Data to use:

- - - -

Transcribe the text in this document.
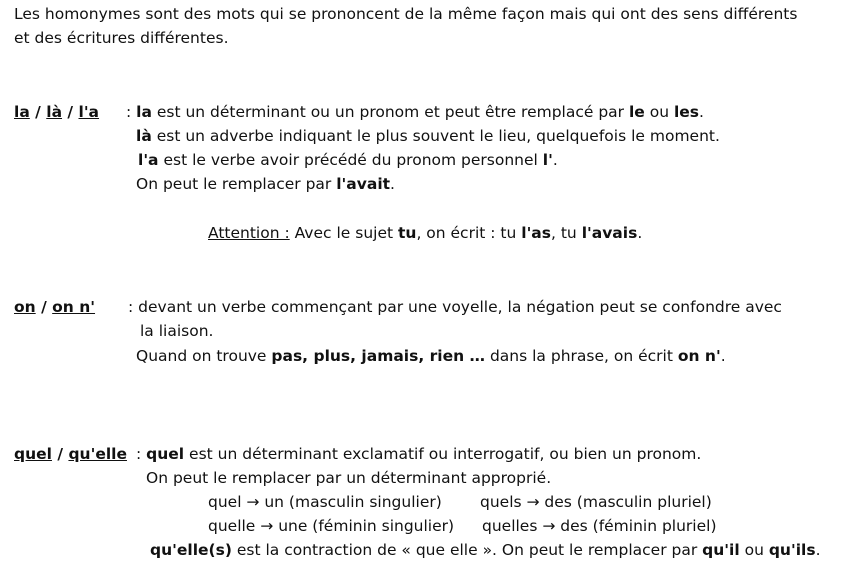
Les homonymes sont des mots qui se prononcent de la même façon mais qui ont des sens différents
et des écritures différentes.
la / là / l'a : la est un déterminant ou un pronom et peut être remplacé par le ou les.
là est un adverbe indiquant le plus souvent le lieu, quelquefois le moment.
l'a est le verbe avoir précédé du pronom personnel l'.
On peut le remplacer par l'avait.
Attention : Avec le sujet tu, on écrit : tu l'as, tu l'avais.
on / on n' : devant un verbe commençant par une voyelle, la négation peut se confondre avec
la liaison.
Quand on trouve pas, plus, jamais, rien … dans la phrase, on écrit on n'.
quel / qu'elle : quel est un déterminant exclamatif ou interrogatif, ou bien un pronom.
On peut le remplacer par un déterminant approprié.
quel → un (masculin singulier) quels → des (masculin pluriel)
quelle → une (féminin singulier) quelles → des (féminin pluriel)
qu'elle(s) est la contraction de « que elle ». On peut le remplacer par qu'il ou qu'ils.
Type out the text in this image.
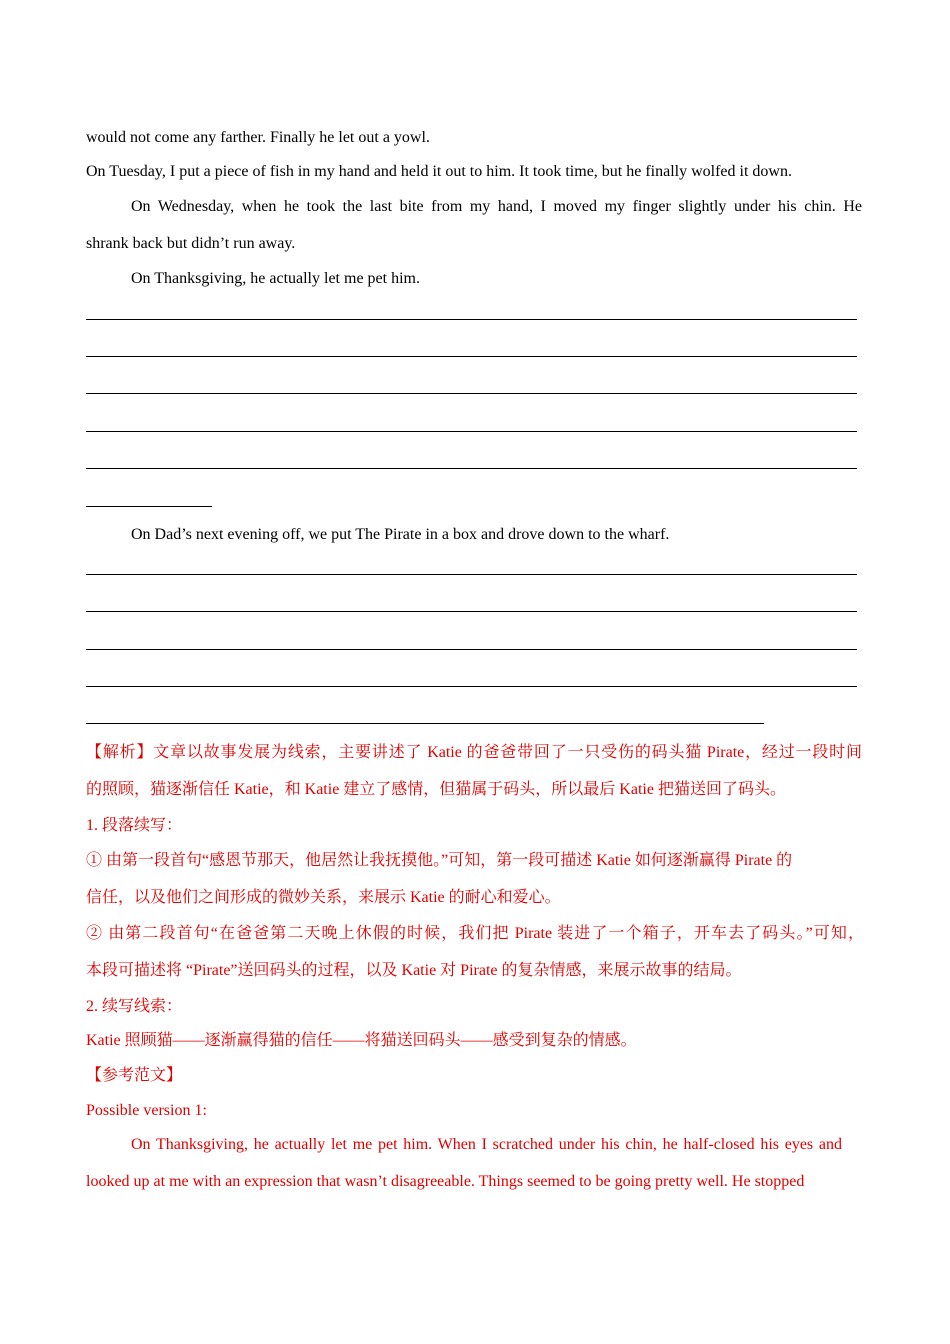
would not come any farther. Finally he let out a yowl.
On Tuesday, I put a piece of fish in my hand and held it out to him. It took time, but he finally wolfed it down.
On Wednesday, when he took the last bite from my hand, I moved my finger slightly under his chin. He
shrank back but didn’t run away.
On Thanksgiving, he actually let me pet him.
On Dad’s next evening off, we put The Pirate in a box and drove down to the wharf.
【解析】文章以故事发展为线索，主要讲述了 Katie 的爸爸带回了一只受伤的码头猫 Pirate，经过一段时间
的照顾，猫逐渐信任 Katie，和 Katie 建立了感情，但猫属于码头，所以最后 Katie 把猫送回了码头。
1. 段落续写：
① 由第一段首句“感恩节那天，他居然让我抚摸他。”可知，第一段可描述 Katie 如何逐渐赢得 Pirate 的
信任，以及他们之间形成的微妙关系，来展示 Katie 的耐心和爱心。
② 由第二段首句“在爸爸第二天晚上休假的时候，我们把 Pirate 装进了一个箱子，开车去了码头。”可知，
本段可描述将 “Pirate”送回码头的过程，以及 Katie 对 Pirate 的复杂情感，来展示故事的结局。
2. 续写线索：
Katie 照顾猫——逐渐赢得猫的信任——将猫送回码头——感受到复杂的情感。
【参考范文】
Possible version 1:
On Thanksgiving, he actually let me pet him. When I scratched under his chin, he half-closed his eyes and
looked up at me with an expression that wasn’t disagreeable. Things seemed to be going pretty well. He stopped
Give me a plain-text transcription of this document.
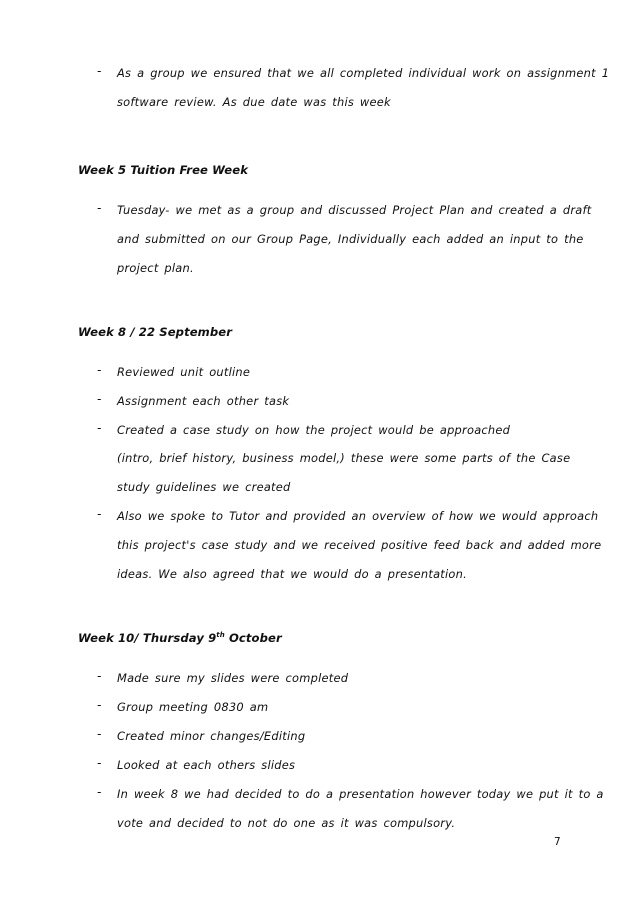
- As a group we ensured that we all completed individual work on assignment 1
software review. As due date was this week
Week 5 Tuition Free Week
- Tuesday- we met as a group and discussed Project Plan and created a draft
and submitted on our Group Page, Individually each added an input to the
project plan.
Week 8 / 22 September
- Reviewed unit outline
- Assignment each other task
- Created a case study on how the project would be approached
(intro, brief history, business model,) these were some parts of the Case
study guidelines we created
- Also we spoke to Tutor and provided an overview of how we would approach
this project's case study and we received positive feed back and added more
ideas. We also agreed that we would do a presentation.
Week 10/ Thursday 9th October
- Made sure my slides were completed
- Group meeting 0830 am
- Created minor changes/Editing
- Looked at each others slides
- In week 8 we had decided to do a presentation however today we put it to a
vote and decided to not do one as it was compulsory.
7
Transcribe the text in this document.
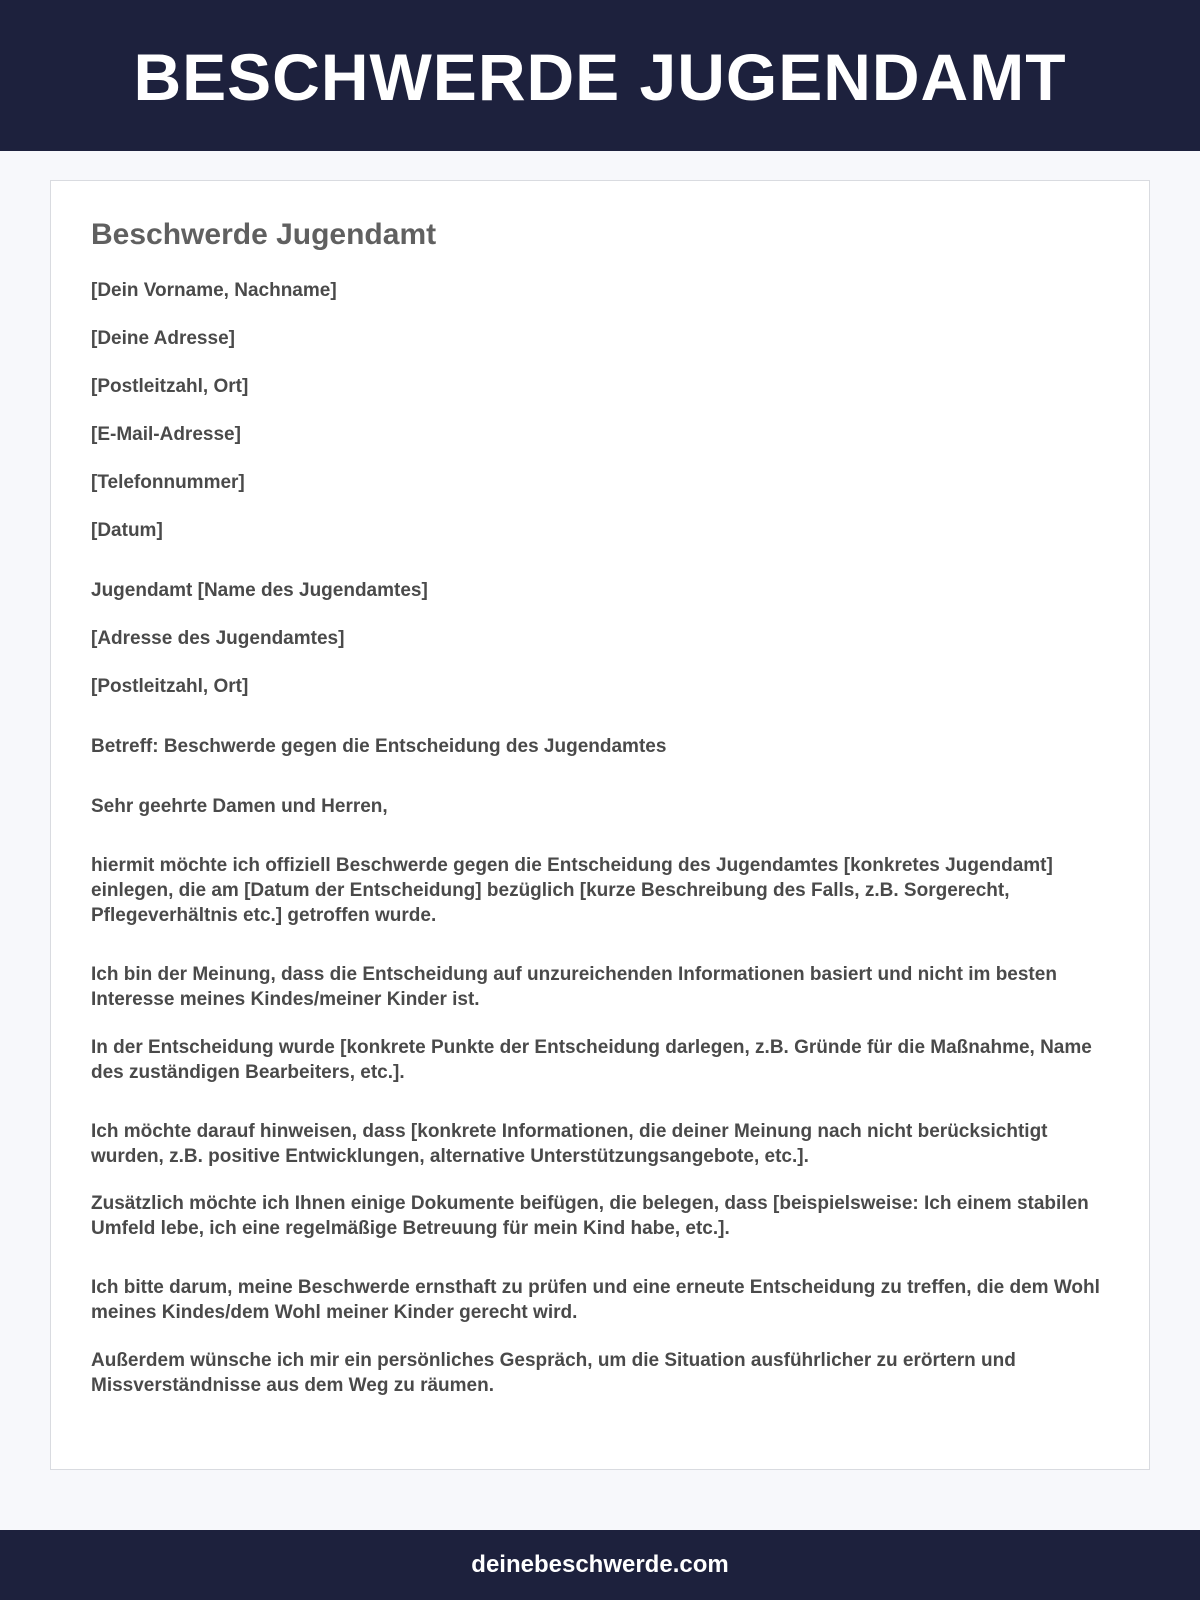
BESCHWERDE JUGENDAMT
Beschwerde Jugendamt
[Dein Vorname, Nachname]
[Deine Adresse]
[Postleitzahl, Ort]
[E-Mail-Adresse]
[Telefonnummer]
[Datum]
Jugendamt [Name des Jugendamtes]
[Adresse des Jugendamtes]
[Postleitzahl, Ort]
Betreff: Beschwerde gegen die Entscheidung des Jugendamtes
Sehr geehrte Damen und Herren,
hiermit möchte ich offiziell Beschwerde gegen die Entscheidung des Jugendamtes [konkretes Jugendamt] einlegen, die am [Datum der Entscheidung] bezüglich [kurze Beschreibung des Falls, z.B. Sorgerecht, Pflegeverhältnis etc.] getroffen wurde.
Ich bin der Meinung, dass die Entscheidung auf unzureichenden Informationen basiert und nicht im besten Interesse meines Kindes/meiner Kinder ist.
In der Entscheidung wurde [konkrete Punkte der Entscheidung darlegen, z.B. Gründe für die Maßnahme, Name des zuständigen Bearbeiters, etc.].
Ich möchte darauf hinweisen, dass [konkrete Informationen, die deiner Meinung nach nicht berücksichtigt wurden, z.B. positive Entwicklungen, alternative Unterstützungsangebote, etc.].
Zusätzlich möchte ich Ihnen einige Dokumente beifügen, die belegen, dass [beispielsweise: Ich einem stabilen Umfeld lebe, ich eine regelmäßige Betreuung für mein Kind habe, etc.].
Ich bitte darum, meine Beschwerde ernsthaft zu prüfen und eine erneute Entscheidung zu treffen, die dem Wohl meines Kindes/dem Wohl meiner Kinder gerecht wird.
Außerdem wünsche ich mir ein persönliches Gespräch, um die Situation ausführlicher zu erörtern und Missverständnisse aus dem Weg zu räumen.
deinebeschwerde.com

- - - -

Exercise aim: Write out all the records again, exactly, minus any pictures.

Full answer:
Transcribe the text in this document.
Les homonymes sont des mots qui se prononcent de la même façon mais qui ont des sens différents
et des écritures différentes.
la / là / l'a : la est un déterminant ou un pronom et peut être remplacé par le ou les.
là est un adverbe indiquant le plus souvent le lieu, quelquefois le moment.
l'a est le verbe avoir précédé du pronom personnel l'.
On peut le remplacer par l'avait.
Attention : Avec le sujet tu, on écrit : tu l'as, tu l'avais.
on / on n' : devant un verbe commençant par une voyelle, la négation peut se confondre avec
la liaison.
Quand on trouve pas, plus, jamais, rien … dans la phrase, on écrit on n'.
quel / qu'elle : quel est un déterminant exclamatif ou interrogatif, ou bien un pronom.
On peut le remplacer par un déterminant approprié.
quel → un (masculin singulier) quels → des (masculin pluriel)
quelle → une (féminin singulier) quelles → des (féminin pluriel)
qu'elle(s) est la contraction de « que elle ». On peut le remplacer par qu'il ou qu'ils.
Type out the text in this image.
would not come any farther. Finally he let out a yowl.
On Tuesday, I put a piece of fish in my hand and held it out to him. It took time, but he finally wolfed it down.
On Wednesday, when he took the last bite from my hand, I moved my finger slightly under his chin. He
shrank back but didn’t run away.
On Thanksgiving, he actually let me pet him.
On Dad’s next evening off, we put The Pirate in a box and drove down to the wharf.
【解析】文章以故事发展为线索，主要讲述了 Katie 的爸爸带回了一只受伤的码头猫 Pirate，经过一段时间
的照顾，猫逐渐信任 Katie，和 Katie 建立了感情，但猫属于码头，所以最后 Katie 把猫送回了码头。
1. 段落续写：
① 由第一段首句“感恩节那天，他居然让我抚摸他。”可知，第一段可描述 Katie 如何逐渐赢得 Pirate 的
信任，以及他们之间形成的微妙关系，来展示 Katie 的耐心和爱心。
② 由第二段首句“在爸爸第二天晚上休假的时候，我们把 Pirate 装进了一个箱子，开车去了码头。”可知，
本段可描述将 “Pirate”送回码头的过程，以及 Katie 对 Pirate 的复杂情感，来展示故事的结局。
2. 续写线索：
Katie 照顾猫——逐渐赢得猫的信任——将猫送回码头——感受到复杂的情感。
【参考范文】
Possible version 1:
On Thanksgiving, he actually let me pet him. When I scratched under his chin, he half-closed his eyes and
looked up at me with an expression that wasn’t disagreeable. Things seemed to be going pretty well. He stopped
Give me a plain-text transcription of this document.
- As a group we ensured that we all completed individual work on assignment 1
software review. As due date was this week
Week 5 Tuition Free Week
- Tuesday- we met as a group and discussed Project Plan and created a draft
and submitted on our Group Page, Individually each added an input to the
project plan.
Week 8 / 22 September
- Reviewed unit outline
- Assignment each other task
- Created a case study on how the project would be approached
(intro, brief history, business model,) these were some parts of the Case
study guidelines we created
- Also we spoke to Tutor and provided an overview of how we would approach
this project's case study and we received positive feed back and added more
ideas. We also agreed that we would do a presentation.
Week 10/ Thursday 9th October
- Made sure my slides were completed
- Group meeting 0830 am
- Created minor changes/Editing
- Looked at each others slides
- In week 8 we had decided to do a presentation however today we put it to a
vote and decided to not do one as it was compulsory.
7
Transcribe the text in this document.
BESCHWERDE JUGENDAMT
Beschwerde Jugendamt
[Dein Vorname, Nachname]
[Deine Adresse]
[Postleitzahl, Ort]
[E-Mail-Adresse]
[Telefonnummer]
[Datum]
Jugendamt [Name des Jugendamtes]
[Adresse des Jugendamtes]
[Postleitzahl, Ort]
Betreff: Beschwerde gegen die Entscheidung des Jugendamtes
Sehr geehrte Damen und Herren,
hiermit möchte ich offiziell Beschwerde gegen die Entscheidung des Jugendamtes [konkretes Jugendamt] einlegen, die am [Datum der Entscheidung] bezüglich [kurze Beschreibung des Falls, z.B. Sorgerecht, Pflegeverhältnis etc.] getroffen wurde.
Ich bin der Meinung, dass die Entscheidung auf unzureichenden Informationen basiert und nicht im besten Interesse meines Kindes/meiner Kinder ist.
In der Entscheidung wurde [konkrete Punkte der Entscheidung darlegen, z.B. Gründe für die Maßnahme, Name des zuständigen Bearbeiters, etc.].
Ich möchte darauf hinweisen, dass [konkrete Informationen, die deiner Meinung nach nicht berücksichtigt wurden, z.B. positive Entwicklungen, alternative Unterstützungsangebote, etc.].
Zusätzlich möchte ich Ihnen einige Dokumente beifügen, die belegen, dass [beispielsweise: Ich einem stabilen Umfeld lebe, ich eine regelmäßige Betreuung für mein Kind habe, etc.].
Ich bitte darum, meine Beschwerde ernsthaft zu prüfen und eine erneute Entscheidung zu treffen, die dem Wohl meines Kindes/dem Wohl meiner Kinder gerecht wird.
Außerdem wünsche ich mir ein persönliches Gespräch, um die Situation ausführlicher zu erörtern und Missverständnisse aus dem Weg zu räumen.
deinebeschwerde.com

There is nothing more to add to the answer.